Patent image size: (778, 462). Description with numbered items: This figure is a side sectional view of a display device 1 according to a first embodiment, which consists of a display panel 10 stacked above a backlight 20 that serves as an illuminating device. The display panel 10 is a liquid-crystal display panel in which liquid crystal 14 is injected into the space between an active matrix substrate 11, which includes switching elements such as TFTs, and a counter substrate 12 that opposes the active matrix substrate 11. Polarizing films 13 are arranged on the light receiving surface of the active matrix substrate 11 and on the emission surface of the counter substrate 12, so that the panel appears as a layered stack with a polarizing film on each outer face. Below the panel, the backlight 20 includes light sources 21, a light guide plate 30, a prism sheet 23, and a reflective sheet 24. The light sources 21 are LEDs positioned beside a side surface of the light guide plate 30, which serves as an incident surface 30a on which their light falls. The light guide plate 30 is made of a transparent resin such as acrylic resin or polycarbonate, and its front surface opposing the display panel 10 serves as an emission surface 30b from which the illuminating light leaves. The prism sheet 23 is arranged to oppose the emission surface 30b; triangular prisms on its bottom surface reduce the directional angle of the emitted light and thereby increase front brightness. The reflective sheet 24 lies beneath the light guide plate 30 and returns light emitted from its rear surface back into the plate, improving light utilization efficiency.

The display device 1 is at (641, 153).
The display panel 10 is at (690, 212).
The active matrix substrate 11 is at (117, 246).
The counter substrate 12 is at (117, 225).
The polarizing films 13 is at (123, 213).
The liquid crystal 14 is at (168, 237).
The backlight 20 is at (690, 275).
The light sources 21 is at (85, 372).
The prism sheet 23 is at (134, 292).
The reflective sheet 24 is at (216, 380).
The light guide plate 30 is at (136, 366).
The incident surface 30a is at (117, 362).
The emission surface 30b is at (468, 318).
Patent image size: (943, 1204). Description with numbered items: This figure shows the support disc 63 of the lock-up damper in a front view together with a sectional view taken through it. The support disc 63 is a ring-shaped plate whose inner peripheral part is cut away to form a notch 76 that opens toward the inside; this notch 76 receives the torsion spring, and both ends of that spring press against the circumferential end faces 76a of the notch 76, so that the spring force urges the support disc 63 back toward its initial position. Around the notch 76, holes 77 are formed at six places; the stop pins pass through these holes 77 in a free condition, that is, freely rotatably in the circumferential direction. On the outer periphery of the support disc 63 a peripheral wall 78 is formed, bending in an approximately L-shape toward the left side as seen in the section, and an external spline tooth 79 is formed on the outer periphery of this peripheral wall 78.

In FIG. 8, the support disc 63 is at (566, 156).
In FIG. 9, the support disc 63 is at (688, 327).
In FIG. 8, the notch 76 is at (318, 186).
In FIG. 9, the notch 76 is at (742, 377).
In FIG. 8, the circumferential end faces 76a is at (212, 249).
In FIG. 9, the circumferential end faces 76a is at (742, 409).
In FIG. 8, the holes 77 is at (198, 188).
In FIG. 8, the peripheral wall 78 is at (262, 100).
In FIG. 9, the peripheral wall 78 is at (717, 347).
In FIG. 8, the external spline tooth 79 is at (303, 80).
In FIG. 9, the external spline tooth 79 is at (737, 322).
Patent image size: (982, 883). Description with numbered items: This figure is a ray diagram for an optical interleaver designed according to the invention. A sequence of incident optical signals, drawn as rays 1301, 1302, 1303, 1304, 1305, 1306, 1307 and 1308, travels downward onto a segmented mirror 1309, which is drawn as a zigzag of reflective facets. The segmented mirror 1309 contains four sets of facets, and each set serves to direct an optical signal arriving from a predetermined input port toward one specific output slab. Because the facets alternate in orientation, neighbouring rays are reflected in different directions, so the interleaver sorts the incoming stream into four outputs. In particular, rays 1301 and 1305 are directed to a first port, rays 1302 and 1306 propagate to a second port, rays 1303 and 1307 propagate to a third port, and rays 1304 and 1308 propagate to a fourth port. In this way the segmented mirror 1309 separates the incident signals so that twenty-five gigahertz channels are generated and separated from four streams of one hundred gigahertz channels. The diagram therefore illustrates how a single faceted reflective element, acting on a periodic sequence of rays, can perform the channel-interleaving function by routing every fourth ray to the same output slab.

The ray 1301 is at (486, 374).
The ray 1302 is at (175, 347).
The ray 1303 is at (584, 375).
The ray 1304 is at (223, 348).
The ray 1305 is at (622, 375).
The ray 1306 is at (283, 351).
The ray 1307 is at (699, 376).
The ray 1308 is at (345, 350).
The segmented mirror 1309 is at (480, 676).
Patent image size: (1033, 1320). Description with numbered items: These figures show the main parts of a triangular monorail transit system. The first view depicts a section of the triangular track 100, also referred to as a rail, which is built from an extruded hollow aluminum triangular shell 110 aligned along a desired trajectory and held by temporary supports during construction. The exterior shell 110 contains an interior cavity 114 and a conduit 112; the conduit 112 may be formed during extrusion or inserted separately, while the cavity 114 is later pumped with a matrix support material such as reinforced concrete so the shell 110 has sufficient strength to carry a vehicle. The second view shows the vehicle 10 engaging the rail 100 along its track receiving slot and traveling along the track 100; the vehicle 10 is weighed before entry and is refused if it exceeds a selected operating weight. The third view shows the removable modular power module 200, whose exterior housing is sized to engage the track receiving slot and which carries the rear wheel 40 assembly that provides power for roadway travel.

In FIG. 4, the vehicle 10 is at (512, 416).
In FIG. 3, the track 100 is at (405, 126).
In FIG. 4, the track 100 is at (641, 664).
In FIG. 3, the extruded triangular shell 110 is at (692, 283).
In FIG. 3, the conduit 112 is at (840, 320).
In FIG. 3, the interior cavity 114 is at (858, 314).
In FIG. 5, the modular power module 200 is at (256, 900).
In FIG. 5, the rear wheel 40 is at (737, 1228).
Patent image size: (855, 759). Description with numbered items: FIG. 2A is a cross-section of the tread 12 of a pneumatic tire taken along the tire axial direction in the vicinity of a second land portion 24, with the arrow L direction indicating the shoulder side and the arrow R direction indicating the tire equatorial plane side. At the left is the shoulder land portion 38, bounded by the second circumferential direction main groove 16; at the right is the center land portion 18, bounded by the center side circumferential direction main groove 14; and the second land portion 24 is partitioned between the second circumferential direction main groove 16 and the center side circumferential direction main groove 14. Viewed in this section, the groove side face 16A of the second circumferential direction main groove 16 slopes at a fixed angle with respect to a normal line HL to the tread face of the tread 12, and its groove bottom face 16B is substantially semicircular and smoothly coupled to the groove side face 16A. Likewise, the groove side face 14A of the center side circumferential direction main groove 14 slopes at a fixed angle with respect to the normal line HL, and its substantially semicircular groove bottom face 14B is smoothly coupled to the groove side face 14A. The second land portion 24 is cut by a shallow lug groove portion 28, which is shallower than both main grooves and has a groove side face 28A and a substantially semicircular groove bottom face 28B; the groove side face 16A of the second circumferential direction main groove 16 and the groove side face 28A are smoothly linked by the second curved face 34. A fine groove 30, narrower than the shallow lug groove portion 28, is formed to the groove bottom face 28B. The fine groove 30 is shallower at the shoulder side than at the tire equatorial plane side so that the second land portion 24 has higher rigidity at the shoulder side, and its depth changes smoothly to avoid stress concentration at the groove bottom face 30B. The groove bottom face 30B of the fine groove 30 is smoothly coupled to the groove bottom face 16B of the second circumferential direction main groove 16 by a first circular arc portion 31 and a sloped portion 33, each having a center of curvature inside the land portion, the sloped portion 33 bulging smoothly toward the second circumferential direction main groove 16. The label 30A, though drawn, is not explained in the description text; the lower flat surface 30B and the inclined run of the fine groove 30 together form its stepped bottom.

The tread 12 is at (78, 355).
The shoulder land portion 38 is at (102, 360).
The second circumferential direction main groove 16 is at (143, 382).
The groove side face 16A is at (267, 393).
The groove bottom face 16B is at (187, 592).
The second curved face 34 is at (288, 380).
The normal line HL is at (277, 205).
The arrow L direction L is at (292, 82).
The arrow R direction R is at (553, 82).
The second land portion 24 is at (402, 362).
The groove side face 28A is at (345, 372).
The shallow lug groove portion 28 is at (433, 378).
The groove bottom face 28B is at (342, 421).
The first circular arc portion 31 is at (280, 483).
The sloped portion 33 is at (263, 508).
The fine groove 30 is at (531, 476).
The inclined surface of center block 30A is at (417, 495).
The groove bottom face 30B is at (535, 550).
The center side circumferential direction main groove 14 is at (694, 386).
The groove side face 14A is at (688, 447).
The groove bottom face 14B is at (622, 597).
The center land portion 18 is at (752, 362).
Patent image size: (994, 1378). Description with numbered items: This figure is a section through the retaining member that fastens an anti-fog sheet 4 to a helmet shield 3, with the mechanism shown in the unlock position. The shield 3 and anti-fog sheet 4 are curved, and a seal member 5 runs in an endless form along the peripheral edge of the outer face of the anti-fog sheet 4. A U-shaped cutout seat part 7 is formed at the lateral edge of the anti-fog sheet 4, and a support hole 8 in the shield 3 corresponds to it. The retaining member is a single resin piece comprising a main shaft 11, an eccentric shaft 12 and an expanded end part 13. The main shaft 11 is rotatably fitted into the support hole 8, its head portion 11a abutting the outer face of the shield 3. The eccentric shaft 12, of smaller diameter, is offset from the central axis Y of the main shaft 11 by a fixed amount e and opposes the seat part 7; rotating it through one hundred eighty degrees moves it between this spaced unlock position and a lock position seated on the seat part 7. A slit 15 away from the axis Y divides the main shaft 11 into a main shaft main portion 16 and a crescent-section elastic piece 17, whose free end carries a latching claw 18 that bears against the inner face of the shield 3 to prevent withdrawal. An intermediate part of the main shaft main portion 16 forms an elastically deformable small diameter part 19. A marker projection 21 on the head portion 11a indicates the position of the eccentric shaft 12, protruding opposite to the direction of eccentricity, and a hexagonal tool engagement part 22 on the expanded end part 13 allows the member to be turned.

=-=-=

**PROBLEM TO WORK ON**
Copy out every row above, from the one containing "Patent image size: (943, 1204)." down to the one containing "In FIG. 9, the external", with both end rows included and nothing altered.

**WRITTEN SOLUTION**
Patent image size: (943, 1204). Description with numbered items: This figure shows the support disc 63 of the lock-up damper in a front view together with a sectional view taken through it. The support disc 63 is a ring-shaped plate whose inner peripheral part is cut away to form a notch 76 that opens toward the inside; this notch 76 receives the torsion spring, and both ends of that spring press against the circumferential end faces 76a of the notch 76, so that the spring force urges the support disc 63 back toward its initial position. Around the notch 76, holes 77 are formed at six places; the stop pins pass through these holes 77 in a free condition, that is, freely rotatably in the circumferential direction. On the outer periphery of the support disc 63 a peripheral wall 78 is formed, bending in an approximately L-shape toward the left side as seen in the section, and an external spline tooth 79 is formed on the outer periphery of this peripheral wall 78.

In FIG. 8, the support disc 63 is at (566, 156).
In FIG. 9, the support disc 63 is at (688, 327).
In FIG. 8, the notch 76 is at (318, 186).
In FIG. 9, the notch 76 is at (742, 377).
In FIG. 8, the circumferential end faces 76a is at (212, 249).
In FIG. 9, the circumferential end faces 76a is at (742, 409).
In FIG. 8, the holes 77 is at (198, 188).
In FIG. 8, the peripheral wall 78 is at (262, 100).
In FIG. 9, the peripheral wall 78 is at (717, 347).
In FIG. 8, the external spline tooth 79 is at (303, 80).
In FIG. 9, the external spline tooth 79 is at (737, 322).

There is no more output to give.